··· EXCERPTED PASSAGE

Case Study 33-01: Priya Frames the Churn Prediction Problem

Character: Priya, Senior Analyst at Acme Corp Setting: Acme Corp has a subscription product used by roughly 3,000 business customers. Priya has been asked by the VP of Sales to "use AI to predict which customers are about to cancel."

The Meeting That Starts Everything

It is 3:15 on a Tuesday and Priya is at her desk when Marcus Webb stops by.

"Priya, I need you to build a churn prediction model. The board is asking about customer retention and I told them we're getting ahead of it with machine learning." He pauses. "Can you have something by end of next week?"

Priya has heard this kind of request before. The instinct, she knows, is to fire up a Jupyter notebook and start loading data. That is exactly the wrong instinct.

"I can probably have a working model in a week," she says, "but I want to spend an hour with you first to make sure we're building the right thing. Can we do Friday morning?"

Marcus nods. Priya starts a new document titled: Churn Prediction — Problem Framing.

The Problem Framing Document

Before writing a line of code, Priya works through five questions. She has learned from experience that skipping this step results in technically correct solutions to the wrong problem.

Question 1: What exactly are we predicting?

"Customer churn" means different things at different companies. At Acme, it could mean:

A customer canceling their subscription entirely
A customer downgrading to a lower plan
A customer who has not logged in for 60 days (risk indicator, not actual churn)

······
··· SUPPLIED MATERIAL

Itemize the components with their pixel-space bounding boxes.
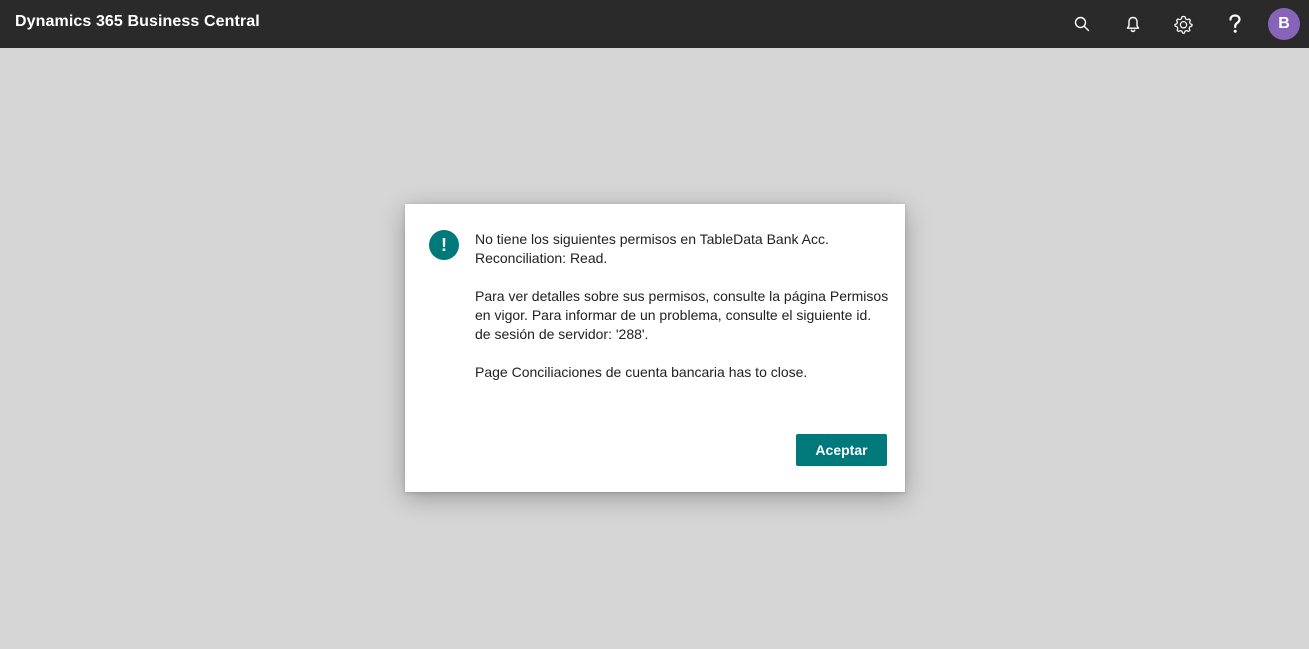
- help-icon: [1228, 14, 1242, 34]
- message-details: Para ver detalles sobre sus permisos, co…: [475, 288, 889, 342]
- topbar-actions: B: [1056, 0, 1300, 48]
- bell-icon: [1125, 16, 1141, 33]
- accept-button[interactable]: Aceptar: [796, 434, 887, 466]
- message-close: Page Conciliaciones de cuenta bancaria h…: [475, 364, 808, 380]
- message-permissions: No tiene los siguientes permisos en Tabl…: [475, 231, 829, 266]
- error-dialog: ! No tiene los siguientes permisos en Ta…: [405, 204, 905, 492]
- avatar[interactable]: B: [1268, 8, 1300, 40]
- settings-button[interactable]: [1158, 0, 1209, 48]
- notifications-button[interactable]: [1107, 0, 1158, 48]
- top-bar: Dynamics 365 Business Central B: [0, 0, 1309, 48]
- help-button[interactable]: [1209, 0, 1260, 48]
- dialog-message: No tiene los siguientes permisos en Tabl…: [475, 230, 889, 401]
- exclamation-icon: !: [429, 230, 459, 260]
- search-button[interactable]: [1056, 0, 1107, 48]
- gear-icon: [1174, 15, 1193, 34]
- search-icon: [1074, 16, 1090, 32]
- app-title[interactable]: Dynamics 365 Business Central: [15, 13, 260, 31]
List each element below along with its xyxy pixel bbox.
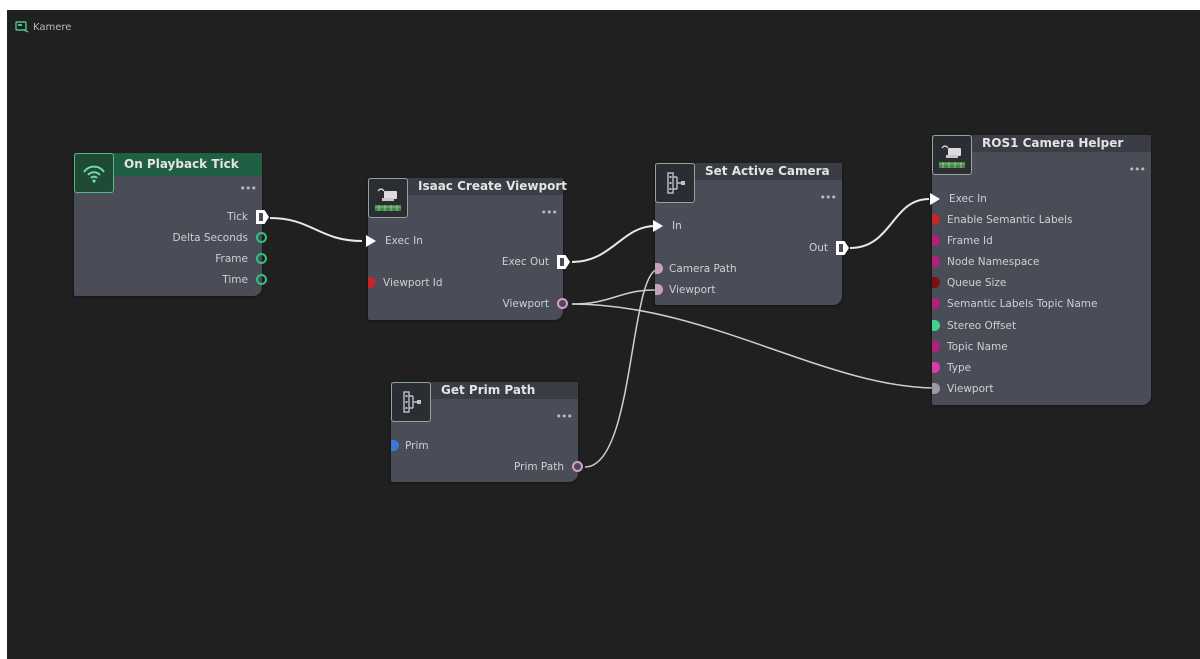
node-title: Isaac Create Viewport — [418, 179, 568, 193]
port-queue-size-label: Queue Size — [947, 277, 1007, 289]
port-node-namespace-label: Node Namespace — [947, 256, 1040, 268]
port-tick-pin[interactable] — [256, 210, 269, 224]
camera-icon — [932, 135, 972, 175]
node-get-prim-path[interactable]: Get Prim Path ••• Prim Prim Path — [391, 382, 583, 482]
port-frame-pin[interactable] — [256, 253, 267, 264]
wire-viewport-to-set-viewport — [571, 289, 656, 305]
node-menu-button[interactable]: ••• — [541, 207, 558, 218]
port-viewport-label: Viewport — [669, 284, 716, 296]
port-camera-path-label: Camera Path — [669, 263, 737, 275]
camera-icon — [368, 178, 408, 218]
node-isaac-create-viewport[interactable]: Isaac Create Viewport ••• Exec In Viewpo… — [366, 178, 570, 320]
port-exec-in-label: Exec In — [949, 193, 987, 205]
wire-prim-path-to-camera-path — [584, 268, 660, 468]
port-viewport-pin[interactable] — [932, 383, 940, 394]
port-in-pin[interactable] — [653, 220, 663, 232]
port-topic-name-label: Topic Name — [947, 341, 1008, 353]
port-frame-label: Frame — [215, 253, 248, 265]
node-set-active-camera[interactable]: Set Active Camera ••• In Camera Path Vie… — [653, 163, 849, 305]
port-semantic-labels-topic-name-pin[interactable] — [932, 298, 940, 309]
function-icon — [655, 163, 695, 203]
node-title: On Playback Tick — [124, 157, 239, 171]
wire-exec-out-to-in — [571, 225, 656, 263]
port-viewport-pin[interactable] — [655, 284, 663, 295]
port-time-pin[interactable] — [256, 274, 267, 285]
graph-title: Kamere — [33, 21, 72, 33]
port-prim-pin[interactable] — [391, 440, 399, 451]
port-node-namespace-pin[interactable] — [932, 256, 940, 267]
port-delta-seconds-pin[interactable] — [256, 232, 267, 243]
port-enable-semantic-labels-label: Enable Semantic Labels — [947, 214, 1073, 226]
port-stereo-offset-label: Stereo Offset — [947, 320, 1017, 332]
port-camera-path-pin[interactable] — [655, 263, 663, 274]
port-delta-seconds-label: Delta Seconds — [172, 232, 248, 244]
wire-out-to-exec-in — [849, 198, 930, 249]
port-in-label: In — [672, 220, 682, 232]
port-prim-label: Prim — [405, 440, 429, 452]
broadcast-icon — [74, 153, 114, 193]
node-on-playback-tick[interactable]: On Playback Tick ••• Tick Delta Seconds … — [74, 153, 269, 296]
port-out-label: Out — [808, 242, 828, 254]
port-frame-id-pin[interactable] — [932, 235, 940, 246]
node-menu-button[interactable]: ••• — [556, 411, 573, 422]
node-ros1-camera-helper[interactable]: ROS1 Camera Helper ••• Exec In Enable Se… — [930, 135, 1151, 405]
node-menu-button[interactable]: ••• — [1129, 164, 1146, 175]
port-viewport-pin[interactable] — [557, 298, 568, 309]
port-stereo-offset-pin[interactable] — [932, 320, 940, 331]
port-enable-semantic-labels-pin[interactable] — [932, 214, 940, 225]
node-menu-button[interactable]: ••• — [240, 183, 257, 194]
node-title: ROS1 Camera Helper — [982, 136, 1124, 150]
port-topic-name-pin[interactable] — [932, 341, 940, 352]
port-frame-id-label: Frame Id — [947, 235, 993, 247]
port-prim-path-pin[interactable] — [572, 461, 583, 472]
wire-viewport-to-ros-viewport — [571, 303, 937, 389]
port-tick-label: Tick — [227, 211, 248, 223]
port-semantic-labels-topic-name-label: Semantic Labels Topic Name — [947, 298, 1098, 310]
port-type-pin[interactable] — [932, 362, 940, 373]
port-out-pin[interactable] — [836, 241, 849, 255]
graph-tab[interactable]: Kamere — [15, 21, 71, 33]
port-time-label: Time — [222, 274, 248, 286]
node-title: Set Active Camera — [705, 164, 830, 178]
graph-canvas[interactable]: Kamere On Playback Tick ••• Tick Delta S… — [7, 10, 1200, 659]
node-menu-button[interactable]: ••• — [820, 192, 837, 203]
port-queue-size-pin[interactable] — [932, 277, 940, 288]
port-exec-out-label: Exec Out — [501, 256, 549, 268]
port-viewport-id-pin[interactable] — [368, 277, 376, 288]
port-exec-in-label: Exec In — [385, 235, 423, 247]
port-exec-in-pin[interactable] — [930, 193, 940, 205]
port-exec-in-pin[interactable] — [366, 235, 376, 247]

······

From the churn prediction case study, copy out word for word the passage from "Before writing a" up to and including "the wrong problem.".

Before writing a line of code, Priya works through five questions. She has learned from experience that skipping this step results in technically correct solutions to the wrong problem.